Source records:
------------------------

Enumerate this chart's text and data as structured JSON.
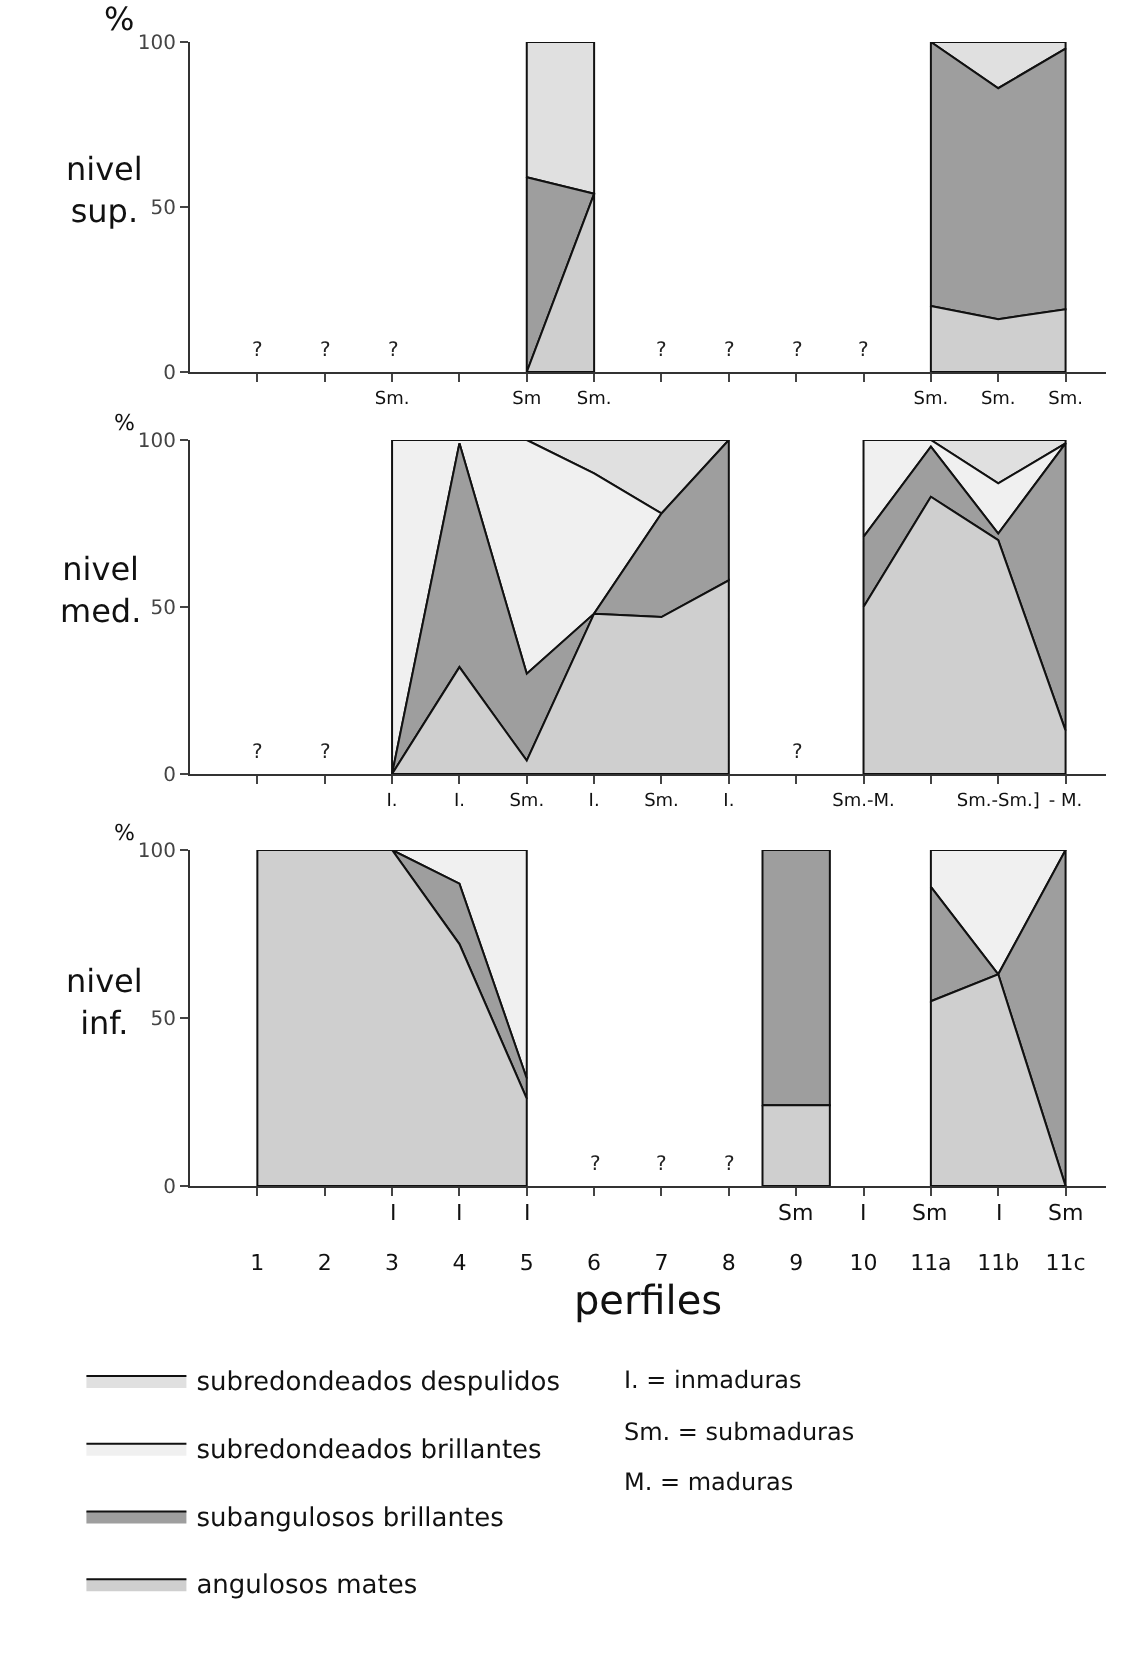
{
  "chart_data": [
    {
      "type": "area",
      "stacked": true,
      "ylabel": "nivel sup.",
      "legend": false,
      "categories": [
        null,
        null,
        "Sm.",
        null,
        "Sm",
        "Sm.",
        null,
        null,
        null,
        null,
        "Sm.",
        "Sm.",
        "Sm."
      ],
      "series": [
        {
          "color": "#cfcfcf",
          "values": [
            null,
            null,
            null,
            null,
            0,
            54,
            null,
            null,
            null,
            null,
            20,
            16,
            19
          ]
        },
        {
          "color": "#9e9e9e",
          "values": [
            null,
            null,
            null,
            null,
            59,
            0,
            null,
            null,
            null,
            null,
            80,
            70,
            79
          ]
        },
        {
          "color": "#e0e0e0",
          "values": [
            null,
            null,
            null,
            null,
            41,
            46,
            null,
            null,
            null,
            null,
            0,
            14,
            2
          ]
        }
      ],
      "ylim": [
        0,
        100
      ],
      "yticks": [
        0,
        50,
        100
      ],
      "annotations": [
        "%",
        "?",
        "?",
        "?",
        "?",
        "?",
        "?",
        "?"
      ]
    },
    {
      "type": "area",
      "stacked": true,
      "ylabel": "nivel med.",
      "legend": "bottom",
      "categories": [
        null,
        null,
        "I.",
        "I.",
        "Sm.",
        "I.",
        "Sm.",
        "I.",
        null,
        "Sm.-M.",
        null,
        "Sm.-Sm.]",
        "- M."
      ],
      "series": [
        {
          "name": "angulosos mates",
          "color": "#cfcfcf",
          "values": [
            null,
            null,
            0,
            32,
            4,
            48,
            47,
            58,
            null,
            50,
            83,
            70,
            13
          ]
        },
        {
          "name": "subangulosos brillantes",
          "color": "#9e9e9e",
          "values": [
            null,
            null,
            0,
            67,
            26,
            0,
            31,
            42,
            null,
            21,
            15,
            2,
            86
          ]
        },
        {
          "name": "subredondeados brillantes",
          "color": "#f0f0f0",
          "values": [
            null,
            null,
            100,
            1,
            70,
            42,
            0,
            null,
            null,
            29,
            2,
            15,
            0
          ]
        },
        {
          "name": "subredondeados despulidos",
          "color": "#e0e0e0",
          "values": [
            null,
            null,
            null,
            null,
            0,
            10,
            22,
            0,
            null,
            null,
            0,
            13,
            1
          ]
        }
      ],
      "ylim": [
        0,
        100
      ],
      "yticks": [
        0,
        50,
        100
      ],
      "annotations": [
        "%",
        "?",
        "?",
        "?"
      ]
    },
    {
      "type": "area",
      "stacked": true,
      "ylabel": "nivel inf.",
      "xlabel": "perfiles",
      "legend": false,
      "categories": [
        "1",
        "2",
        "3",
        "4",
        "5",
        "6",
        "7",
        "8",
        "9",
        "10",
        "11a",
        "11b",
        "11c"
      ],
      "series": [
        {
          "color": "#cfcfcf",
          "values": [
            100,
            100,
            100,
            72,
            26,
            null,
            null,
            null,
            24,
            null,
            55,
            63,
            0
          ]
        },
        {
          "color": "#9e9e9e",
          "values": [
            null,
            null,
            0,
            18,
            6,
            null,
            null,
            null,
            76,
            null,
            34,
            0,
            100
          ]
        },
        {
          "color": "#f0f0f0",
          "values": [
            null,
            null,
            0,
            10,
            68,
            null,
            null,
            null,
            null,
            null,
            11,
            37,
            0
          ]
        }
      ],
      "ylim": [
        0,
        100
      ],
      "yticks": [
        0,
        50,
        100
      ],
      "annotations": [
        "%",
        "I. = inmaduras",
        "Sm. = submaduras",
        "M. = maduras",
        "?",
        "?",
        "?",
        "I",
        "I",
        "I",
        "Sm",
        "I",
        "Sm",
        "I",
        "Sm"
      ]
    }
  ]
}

------------------------

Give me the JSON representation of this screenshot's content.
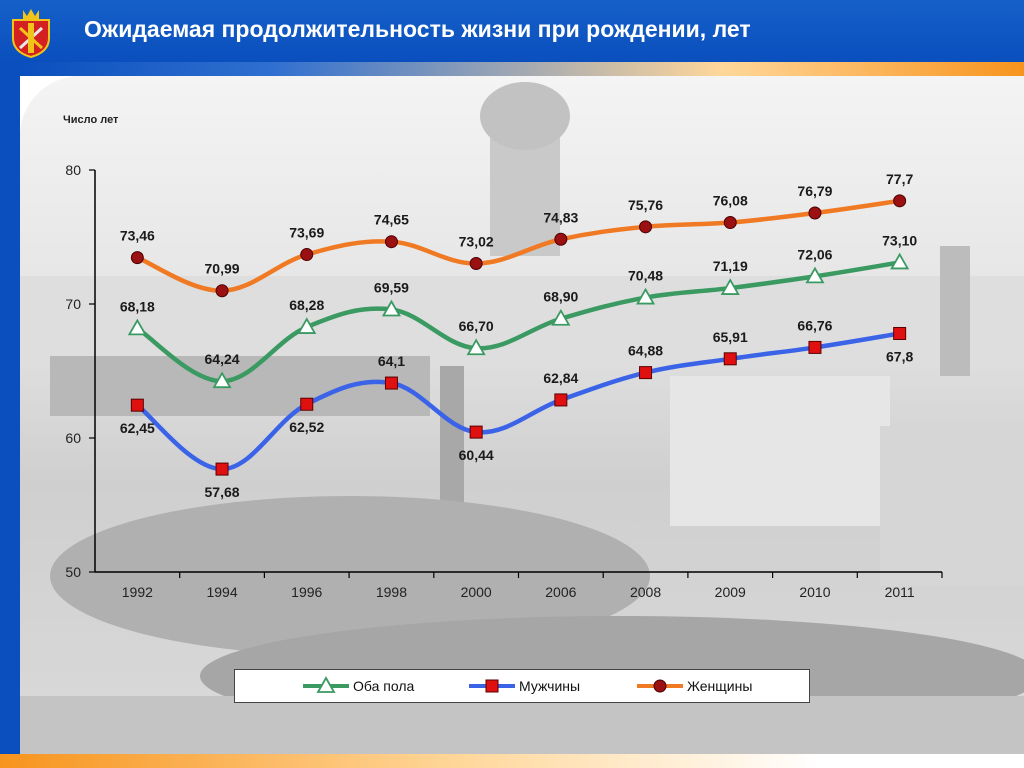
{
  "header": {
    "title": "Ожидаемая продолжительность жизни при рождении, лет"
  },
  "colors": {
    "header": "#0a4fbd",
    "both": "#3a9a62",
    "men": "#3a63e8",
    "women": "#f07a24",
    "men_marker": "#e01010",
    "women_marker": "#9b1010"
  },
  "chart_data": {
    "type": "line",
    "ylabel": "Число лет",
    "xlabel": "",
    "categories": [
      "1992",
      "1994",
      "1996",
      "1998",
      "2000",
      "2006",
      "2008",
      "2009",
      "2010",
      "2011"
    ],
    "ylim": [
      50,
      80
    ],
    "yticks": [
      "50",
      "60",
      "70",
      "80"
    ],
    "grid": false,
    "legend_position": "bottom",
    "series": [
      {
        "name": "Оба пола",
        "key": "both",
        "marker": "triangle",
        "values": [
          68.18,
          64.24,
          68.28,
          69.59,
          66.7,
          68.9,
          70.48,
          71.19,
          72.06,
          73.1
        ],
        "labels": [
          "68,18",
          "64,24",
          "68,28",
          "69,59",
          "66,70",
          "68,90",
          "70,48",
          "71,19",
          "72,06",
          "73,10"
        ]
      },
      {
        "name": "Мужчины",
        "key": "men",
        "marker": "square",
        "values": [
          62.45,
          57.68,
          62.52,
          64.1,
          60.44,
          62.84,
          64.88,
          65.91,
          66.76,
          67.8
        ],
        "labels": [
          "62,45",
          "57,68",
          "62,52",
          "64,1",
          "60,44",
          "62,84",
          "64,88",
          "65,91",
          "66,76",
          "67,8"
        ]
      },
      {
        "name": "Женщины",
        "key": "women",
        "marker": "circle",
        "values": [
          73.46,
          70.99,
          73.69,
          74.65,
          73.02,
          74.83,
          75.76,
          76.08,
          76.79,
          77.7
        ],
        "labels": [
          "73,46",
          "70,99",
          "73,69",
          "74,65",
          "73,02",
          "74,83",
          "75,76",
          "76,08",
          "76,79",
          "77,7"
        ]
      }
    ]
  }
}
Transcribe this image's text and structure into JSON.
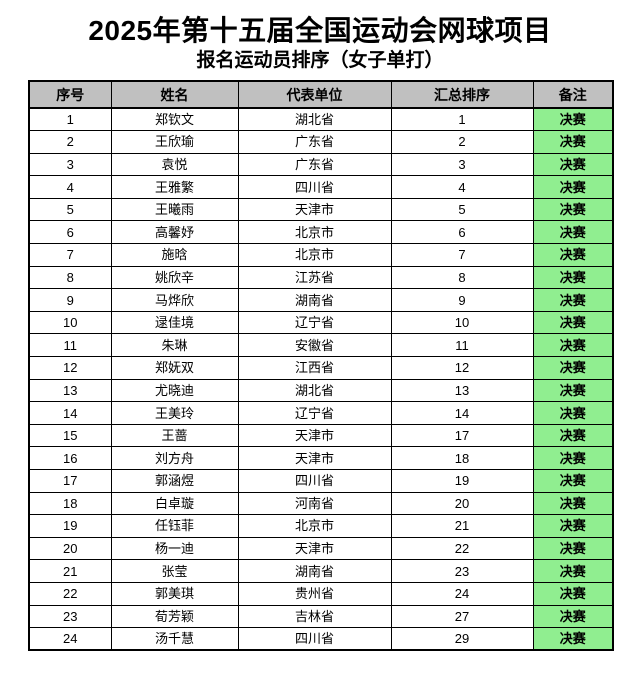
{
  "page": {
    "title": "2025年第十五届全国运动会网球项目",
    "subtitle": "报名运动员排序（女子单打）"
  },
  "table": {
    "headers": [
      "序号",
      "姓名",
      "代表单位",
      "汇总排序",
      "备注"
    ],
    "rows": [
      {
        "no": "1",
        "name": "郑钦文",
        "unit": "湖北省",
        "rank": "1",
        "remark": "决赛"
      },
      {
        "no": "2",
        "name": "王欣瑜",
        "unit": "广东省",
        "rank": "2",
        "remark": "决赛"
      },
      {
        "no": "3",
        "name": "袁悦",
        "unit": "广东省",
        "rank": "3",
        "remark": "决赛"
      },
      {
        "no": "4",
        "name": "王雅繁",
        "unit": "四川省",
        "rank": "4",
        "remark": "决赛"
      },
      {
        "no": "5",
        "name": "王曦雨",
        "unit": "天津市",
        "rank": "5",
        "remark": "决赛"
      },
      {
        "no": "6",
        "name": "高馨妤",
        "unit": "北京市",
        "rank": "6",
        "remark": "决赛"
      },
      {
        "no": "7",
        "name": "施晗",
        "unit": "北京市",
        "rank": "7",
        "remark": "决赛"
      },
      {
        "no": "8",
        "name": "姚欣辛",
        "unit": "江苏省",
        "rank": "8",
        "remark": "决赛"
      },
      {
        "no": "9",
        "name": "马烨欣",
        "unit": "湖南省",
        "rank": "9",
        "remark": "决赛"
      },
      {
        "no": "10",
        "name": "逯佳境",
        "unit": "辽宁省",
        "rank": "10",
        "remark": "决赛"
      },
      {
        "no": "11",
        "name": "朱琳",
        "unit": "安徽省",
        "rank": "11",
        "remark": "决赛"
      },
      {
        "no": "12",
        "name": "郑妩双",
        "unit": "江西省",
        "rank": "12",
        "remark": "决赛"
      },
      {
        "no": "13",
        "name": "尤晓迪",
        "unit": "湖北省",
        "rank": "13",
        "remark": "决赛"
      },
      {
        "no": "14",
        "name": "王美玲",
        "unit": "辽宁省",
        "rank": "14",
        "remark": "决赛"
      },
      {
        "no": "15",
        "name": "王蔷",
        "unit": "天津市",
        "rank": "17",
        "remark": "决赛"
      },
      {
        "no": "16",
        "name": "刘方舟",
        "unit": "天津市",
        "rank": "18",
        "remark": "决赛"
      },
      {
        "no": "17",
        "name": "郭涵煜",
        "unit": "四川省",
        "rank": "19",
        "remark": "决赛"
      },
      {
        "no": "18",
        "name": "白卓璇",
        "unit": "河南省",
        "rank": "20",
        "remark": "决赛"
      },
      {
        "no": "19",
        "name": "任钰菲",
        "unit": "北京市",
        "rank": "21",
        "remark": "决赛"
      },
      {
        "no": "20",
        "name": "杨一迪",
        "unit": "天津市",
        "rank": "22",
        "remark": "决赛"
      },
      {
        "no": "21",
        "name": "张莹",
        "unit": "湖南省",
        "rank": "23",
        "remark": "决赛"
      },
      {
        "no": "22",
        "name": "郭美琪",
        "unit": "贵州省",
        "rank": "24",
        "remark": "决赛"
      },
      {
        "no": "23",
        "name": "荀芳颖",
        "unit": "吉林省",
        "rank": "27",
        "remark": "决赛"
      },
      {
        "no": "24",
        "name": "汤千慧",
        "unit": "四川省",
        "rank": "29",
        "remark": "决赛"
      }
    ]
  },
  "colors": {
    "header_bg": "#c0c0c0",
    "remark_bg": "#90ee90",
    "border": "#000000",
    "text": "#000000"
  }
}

------------------------

Of the lines above, how many contain the word "this"? Provide the number and nothing else.

3